Written request:
Below is a block of data; give all of it again word for word.

━━━

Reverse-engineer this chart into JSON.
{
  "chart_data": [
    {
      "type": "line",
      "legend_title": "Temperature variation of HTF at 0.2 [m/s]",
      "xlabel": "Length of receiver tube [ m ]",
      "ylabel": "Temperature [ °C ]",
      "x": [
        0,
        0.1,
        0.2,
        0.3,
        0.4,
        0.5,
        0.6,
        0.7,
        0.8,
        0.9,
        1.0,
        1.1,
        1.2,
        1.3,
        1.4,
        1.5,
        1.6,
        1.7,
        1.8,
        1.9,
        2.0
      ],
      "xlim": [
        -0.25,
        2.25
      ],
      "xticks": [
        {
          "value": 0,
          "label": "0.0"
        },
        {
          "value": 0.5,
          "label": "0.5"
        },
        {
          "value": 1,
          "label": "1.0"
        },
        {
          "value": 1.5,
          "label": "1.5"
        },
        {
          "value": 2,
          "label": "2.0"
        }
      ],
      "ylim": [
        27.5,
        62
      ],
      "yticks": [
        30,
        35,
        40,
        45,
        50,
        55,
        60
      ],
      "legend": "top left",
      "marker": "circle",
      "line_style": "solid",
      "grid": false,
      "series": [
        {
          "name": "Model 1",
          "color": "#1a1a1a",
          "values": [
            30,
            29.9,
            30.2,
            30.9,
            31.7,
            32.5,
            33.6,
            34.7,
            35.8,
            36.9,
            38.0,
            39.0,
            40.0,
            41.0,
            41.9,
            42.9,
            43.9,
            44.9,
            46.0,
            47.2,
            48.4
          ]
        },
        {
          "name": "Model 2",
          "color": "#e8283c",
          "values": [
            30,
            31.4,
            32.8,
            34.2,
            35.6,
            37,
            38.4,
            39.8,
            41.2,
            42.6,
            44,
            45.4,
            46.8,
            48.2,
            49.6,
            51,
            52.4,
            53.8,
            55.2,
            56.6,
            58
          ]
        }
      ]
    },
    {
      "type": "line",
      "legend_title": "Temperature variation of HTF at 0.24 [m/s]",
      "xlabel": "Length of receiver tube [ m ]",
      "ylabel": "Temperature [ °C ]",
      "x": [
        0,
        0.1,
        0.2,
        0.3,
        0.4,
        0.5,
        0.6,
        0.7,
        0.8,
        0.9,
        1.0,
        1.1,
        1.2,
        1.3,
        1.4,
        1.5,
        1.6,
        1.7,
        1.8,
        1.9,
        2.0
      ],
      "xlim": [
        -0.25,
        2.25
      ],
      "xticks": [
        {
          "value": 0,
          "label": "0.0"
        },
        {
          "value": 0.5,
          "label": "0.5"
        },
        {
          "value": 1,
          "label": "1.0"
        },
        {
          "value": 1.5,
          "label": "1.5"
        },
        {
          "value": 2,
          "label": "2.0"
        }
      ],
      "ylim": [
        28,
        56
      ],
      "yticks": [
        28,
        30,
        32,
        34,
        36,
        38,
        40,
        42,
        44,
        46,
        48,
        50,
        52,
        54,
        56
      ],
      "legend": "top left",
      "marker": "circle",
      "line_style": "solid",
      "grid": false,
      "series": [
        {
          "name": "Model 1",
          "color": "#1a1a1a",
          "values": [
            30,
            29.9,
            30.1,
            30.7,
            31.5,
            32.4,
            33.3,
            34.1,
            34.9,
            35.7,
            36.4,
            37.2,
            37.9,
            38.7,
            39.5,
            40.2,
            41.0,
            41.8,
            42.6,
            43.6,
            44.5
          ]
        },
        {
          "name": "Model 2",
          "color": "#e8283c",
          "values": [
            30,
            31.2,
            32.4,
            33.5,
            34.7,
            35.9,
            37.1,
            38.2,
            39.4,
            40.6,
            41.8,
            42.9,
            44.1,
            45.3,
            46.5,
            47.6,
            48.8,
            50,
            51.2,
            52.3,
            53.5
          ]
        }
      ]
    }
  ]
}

━━━

Task answer:
Reverse-engineer this chart into JSON.
{
  "chart_data": [
    {
      "type": "line",
      "legend_title": "Temperature variation of HTF at 0.2 [m/s]",
      "xlabel": "Length of receiver tube [ m ]",
      "ylabel": "Temperature [ °C ]",
      "x": [
        0,
        0.1,
        0.2,
        0.3,
        0.4,
        0.5,
        0.6,
        0.7,
        0.8,
        0.9,
        1.0,
        1.1,
        1.2,
        1.3,
        1.4,
        1.5,
        1.6,
        1.7,
        1.8,
        1.9,
        2.0
      ],
      "xlim": [
        -0.25,
        2.25
      ],
      "xticks": [
        {
          "value": 0,
          "label": "0.0"
        },
        {
          "value": 0.5,
          "label": "0.5"
        },
        {
          "value": 1,
          "label": "1.0"
        },
        {
          "value": 1.5,
          "label": "1.5"
        },
        {
          "value": 2,
          "label": "2.0"
        }
      ],
      "ylim": [
        27.5,
        62
      ],
      "yticks": [
        30,
        35,
        40,
        45,
        50,
        55,
        60
      ],
      "legend": "top left",
      "marker": "circle",
      "line_style": "solid",
      "grid": false,
      "series": [
        {
          "name": "Model 1",
          "color": "#1a1a1a",
          "values": [
            30,
            29.9,
            30.2,
            30.9,
            31.7,
            32.5,
            33.6,
            34.7,
            35.8,
            36.9,
            38.0,
            39.0,
            40.0,
            41.0,
            41.9,
            42.9,
            43.9,
            44.9,
            46.0,
            47.2,
            48.4
          ]
        },
        {
          "name": "Model 2",
          "color": "#e8283c",
          "values": [
            30,
            31.4,
            32.8,
            34.2,
            35.6,
            37,
            38.4,
            39.8,
            41.2,
            42.6,
            44,
            45.4,
            46.8,
            48.2,
            49.6,
            51,
            52.4,
            53.8,
            55.2,
            56.6,
            58
          ]
        }
      ]
    },
    {
      "type": "line",
      "legend_title": "Temperature variation of HTF at 0.24 [m/s]",
      "xlabel": "Length of receiver tube [ m ]",
      "ylabel": "Temperature [ °C ]",
      "x": [
        0,
        0.1,
        0.2,
        0.3,
        0.4,
        0.5,
        0.6,
        0.7,
        0.8,
        0.9,
        1.0,
        1.1,
        1.2,
        1.3,
        1.4,
        1.5,
        1.6,
        1.7,
        1.8,
        1.9,
        2.0
      ],
      "xlim": [
        -0.25,
        2.25
      ],
      "xticks": [
        {
          "value": 0,
          "label": "0.0"
        },
        {
          "value": 0.5,
          "label": "0.5"
        },
        {
          "value": 1,
          "label": "1.0"
        },
        {
          "value": 1.5,
          "label": "1.5"
        },
        {
          "value": 2,
          "label": "2.0"
        }
      ],
      "ylim": [
        28,
        56
      ],
      "yticks": [
        28,
        30,
        32,
        34,
        36,
        38,
        40,
        42,
        44,
        46,
        48,
        50,
        52,
        54,
        56
      ],
      "legend": "top left",
      "marker": "circle",
      "line_style": "solid",
      "grid": false,
      "series": [
        {
          "name": "Model 1",
          "color": "#1a1a1a",
          "values": [
            30,
            29.9,
            30.1,
            30.7,
            31.5,
            32.4,
            33.3,
            34.1,
            34.9,
            35.7,
            36.4,
            37.2,
            37.9,
            38.7,
            39.5,
            40.2,
            41.0,
            41.8,
            42.6,
            43.6,
            44.5
          ]
        },
        {
          "name": "Model 2",
          "color": "#e8283c",
          "values": [
            30,
            31.2,
            32.4,
            33.5,
            34.7,
            35.9,
            37.1,
            38.2,
            39.4,
            40.6,
            41.8,
            42.9,
            44.1,
            45.3,
            46.5,
            47.6,
            48.8,
            50,
            51.2,
            52.3,
            53.5
          ]
        }
      ]
    }
  ]
}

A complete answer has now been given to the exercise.